──────── DATA EXTRACT
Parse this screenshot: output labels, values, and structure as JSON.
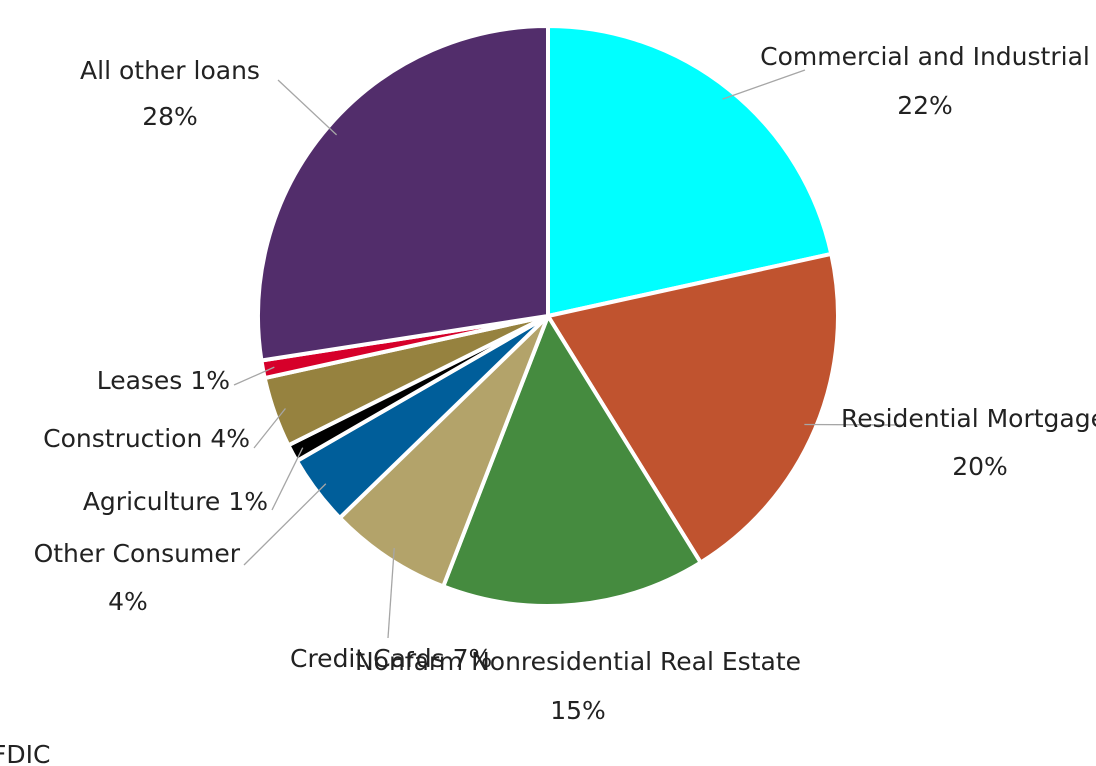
{
  "chart_data": {
    "type": "pie",
    "categories": [
      "Commercial and Industrial",
      "Residential Mortgages",
      "Nonfarm Nonresidential Real Estate",
      "Credit Cards",
      "Other Consumer",
      "Agriculture",
      "Construction",
      "Leases",
      "All other loans"
    ],
    "values": [
      22,
      20,
      15,
      7,
      4,
      1,
      4,
      1,
      28
    ],
    "value_labels": [
      "22%",
      "20%",
      "15%",
      "7%",
      "4%",
      "1%",
      "4%",
      "1%",
      "28%"
    ],
    "colors": [
      "#00ffff",
      "#c0532f",
      "#458b3f",
      "#b3a36a",
      "#005e9a",
      "#000000",
      "#96823f",
      "#d6002a",
      "#522d6b"
    ],
    "source": "FDIC"
  }
}
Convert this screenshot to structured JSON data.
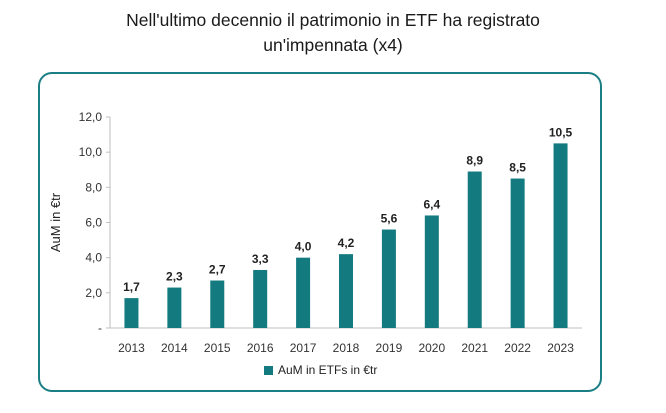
────────────────
_WRITTEN INSTRUCTION_
Pictures stay out of the copy; please restate every record above exactly.

_RESPONSE TO THIS EXERCISE_
Parse this screenshot: output labels, values, and structure as JSON.
{
  "chart_data": {
    "type": "pie",
    "categories": [
      "Commercial and Industrial",
      "Residential Mortgages",
      "Nonfarm Nonresidential Real Estate",
      "Credit Cards",
      "Other Consumer",
      "Agriculture",
      "Construction",
      "Leases",
      "All other loans"
    ],
    "values": [
      22,
      20,
      15,
      7,
      4,
      1,
      4,
      1,
      28
    ],
    "value_labels": [
      "22%",
      "20%",
      "15%",
      "7%",
      "4%",
      "1%",
      "4%",
      "1%",
      "28%"
    ],
    "colors": [
      "#00ffff",
      "#c0532f",
      "#458b3f",
      "#b3a36a",
      "#005e9a",
      "#000000",
      "#96823f",
      "#d6002a",
      "#522d6b"
    ],
    "source": "FDIC"
  }
}
Convert this screenshot to structured JSON data.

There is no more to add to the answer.